Problem to solve –
Extract every line starting at the line that contains "Output the text content of this document." and ending with the final line of the data, inclusive; give only those lines, word for word.

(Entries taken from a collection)

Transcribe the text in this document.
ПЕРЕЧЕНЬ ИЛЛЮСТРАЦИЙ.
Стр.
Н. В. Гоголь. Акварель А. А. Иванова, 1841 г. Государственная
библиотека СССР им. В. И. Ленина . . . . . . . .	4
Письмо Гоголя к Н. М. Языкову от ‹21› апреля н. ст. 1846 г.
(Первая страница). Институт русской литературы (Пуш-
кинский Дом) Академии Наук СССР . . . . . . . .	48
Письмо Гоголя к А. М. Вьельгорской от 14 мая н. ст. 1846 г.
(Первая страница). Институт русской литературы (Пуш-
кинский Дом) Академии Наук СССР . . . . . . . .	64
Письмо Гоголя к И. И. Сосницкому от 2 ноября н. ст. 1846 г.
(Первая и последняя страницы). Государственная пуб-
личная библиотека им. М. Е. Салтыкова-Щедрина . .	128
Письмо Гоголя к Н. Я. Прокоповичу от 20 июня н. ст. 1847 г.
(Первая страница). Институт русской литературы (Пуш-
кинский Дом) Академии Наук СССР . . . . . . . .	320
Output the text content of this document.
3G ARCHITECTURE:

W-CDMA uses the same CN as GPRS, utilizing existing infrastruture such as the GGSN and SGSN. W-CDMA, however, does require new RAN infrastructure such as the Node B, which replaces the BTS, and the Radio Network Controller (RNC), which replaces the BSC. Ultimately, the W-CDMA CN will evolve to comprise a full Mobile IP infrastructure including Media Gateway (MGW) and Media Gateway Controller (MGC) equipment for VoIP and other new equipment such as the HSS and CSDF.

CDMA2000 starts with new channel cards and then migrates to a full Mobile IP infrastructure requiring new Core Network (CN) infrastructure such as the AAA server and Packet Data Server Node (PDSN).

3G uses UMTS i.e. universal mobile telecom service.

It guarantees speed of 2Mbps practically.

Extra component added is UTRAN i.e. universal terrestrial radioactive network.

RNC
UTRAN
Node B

Result –
Output the text content of this document.
3G ARCHITECTURE:

W-CDMA uses the same CN as GPRS, utilizing existing infrastruture such as the GGSN and SGSN. W-CDMA, however, does require new RAN infrastructure such as the Node B, which replaces the BTS, and the Radio Network Controller (RNC), which replaces the BSC. Ultimately, the W-CDMA CN will evolve to comprise a full Mobile IP infrastructure including Media Gateway (MGW) and Media Gateway Controller (MGC) equipment for VoIP and other new equipment such as the HSS and CSDF.

CDMA2000 starts with new channel cards and then migrates to a full Mobile IP infrastructure requiring new Core Network (CN) infrastructure such as the AAA server and Packet Data Server Node (PDSN).

3G uses UMTS i.e. universal mobile telecom service.

It guarantees speed of 2Mbps practically.

Extra component added is UTRAN i.e. universal terrestrial radioactive network.

RNC
UTRAN
Node B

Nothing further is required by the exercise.